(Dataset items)
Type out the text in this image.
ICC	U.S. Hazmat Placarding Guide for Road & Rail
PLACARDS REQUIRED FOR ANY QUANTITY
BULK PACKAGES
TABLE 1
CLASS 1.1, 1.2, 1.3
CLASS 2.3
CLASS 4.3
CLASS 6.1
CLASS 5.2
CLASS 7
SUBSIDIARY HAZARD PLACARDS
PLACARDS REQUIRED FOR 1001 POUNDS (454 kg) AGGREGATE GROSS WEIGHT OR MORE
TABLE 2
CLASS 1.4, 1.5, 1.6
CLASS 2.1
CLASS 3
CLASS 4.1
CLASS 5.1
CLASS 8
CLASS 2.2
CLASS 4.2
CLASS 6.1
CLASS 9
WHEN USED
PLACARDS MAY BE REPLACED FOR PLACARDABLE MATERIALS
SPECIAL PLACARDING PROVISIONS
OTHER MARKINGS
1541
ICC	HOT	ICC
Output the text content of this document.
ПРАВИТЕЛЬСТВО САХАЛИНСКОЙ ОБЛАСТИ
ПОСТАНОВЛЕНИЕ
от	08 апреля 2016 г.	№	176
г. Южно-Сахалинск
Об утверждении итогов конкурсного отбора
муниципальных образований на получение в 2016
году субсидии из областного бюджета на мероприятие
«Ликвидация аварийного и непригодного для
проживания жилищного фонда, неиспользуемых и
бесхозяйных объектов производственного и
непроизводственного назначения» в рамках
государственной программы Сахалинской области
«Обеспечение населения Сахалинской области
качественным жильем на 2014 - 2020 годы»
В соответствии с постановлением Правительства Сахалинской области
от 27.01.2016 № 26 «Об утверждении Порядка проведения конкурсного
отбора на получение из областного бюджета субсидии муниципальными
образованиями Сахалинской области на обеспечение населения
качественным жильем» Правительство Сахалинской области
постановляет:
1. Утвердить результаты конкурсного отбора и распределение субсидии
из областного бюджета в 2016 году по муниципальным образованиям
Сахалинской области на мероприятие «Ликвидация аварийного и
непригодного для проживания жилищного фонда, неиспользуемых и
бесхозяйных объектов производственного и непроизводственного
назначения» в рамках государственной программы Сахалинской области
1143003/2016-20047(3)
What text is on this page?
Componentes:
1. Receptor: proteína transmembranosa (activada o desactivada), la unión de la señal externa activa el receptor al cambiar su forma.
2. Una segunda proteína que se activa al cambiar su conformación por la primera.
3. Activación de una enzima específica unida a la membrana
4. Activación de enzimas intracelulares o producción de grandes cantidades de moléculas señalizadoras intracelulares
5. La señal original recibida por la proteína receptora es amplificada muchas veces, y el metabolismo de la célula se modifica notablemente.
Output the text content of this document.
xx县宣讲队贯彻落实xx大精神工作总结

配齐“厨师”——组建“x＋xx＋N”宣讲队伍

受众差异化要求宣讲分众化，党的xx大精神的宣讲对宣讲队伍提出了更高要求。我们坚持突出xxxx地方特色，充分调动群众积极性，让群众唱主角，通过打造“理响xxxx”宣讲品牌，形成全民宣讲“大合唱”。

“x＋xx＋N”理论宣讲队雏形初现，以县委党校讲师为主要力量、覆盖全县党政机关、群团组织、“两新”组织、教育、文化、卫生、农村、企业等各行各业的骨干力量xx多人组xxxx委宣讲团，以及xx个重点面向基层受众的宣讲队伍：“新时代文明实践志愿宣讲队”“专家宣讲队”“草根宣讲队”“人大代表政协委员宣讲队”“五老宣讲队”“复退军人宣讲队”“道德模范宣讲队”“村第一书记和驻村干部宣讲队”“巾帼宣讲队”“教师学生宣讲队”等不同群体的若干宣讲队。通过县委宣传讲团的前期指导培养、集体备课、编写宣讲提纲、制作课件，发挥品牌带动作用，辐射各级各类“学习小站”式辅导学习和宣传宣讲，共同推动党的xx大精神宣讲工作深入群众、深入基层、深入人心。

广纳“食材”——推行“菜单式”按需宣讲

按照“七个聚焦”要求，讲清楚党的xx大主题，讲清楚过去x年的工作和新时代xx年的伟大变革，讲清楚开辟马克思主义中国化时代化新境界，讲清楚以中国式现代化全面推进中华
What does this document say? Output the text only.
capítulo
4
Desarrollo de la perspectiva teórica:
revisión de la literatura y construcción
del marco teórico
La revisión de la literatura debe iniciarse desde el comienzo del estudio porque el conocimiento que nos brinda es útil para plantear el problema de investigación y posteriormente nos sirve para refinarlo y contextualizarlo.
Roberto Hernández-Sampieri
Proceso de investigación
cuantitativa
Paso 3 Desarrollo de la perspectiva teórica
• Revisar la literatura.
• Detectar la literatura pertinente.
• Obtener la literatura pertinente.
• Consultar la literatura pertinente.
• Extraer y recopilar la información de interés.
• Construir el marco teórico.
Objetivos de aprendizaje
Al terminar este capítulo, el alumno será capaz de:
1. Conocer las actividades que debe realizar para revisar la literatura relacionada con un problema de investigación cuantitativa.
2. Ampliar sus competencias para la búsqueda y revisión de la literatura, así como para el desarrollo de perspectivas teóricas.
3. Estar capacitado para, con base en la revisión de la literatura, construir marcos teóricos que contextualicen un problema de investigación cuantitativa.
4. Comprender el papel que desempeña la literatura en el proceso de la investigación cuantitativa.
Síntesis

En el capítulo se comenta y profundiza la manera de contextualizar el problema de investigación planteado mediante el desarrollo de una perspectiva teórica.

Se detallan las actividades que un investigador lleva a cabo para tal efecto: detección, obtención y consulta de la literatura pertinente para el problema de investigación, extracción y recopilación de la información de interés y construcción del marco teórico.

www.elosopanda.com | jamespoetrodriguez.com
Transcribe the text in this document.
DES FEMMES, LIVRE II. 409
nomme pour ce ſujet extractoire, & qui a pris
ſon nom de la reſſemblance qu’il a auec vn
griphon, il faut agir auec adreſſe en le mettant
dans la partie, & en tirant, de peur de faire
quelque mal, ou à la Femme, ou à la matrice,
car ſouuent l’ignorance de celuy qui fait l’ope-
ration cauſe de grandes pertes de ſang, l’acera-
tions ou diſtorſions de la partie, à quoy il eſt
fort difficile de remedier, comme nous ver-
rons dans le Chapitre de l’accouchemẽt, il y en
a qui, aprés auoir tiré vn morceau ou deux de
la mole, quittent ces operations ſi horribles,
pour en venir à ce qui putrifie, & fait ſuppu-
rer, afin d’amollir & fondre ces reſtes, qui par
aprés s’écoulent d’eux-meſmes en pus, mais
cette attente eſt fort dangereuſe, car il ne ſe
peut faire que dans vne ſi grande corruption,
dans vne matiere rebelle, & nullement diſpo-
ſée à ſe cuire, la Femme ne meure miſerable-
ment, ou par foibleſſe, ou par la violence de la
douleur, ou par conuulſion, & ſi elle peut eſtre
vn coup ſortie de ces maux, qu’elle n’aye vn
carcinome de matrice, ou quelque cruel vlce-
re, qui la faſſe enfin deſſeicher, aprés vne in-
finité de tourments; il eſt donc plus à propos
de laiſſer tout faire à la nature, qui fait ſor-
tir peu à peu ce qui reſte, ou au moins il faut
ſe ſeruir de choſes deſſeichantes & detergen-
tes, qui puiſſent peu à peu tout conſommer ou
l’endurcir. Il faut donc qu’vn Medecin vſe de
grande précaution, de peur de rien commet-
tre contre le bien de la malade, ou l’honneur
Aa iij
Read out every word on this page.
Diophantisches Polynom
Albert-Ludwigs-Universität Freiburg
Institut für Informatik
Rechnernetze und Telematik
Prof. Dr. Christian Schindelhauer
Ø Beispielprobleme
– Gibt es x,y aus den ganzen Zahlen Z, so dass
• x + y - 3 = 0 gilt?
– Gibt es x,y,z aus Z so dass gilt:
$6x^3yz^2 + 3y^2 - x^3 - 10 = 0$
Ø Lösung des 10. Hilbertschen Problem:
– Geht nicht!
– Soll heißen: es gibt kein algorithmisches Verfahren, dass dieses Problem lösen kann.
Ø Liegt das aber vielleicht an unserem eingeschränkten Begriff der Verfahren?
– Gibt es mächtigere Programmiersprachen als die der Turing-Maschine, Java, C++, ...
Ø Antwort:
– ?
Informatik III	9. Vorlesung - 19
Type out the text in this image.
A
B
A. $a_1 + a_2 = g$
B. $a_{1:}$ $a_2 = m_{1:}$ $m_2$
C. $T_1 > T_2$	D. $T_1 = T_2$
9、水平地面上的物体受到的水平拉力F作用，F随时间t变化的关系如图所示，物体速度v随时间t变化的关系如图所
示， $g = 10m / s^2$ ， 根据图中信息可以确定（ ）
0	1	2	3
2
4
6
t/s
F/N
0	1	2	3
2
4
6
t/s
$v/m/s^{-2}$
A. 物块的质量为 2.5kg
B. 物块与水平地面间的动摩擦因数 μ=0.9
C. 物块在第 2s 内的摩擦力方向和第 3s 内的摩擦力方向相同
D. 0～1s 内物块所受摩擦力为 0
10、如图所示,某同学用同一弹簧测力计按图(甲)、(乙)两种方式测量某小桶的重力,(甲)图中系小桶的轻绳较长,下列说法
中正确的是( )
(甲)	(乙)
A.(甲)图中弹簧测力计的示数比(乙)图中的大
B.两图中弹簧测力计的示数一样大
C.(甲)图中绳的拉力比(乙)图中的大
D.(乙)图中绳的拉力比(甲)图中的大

Work required: State how many lines in the records above contain the word "peur", and give only that number.

The output: 2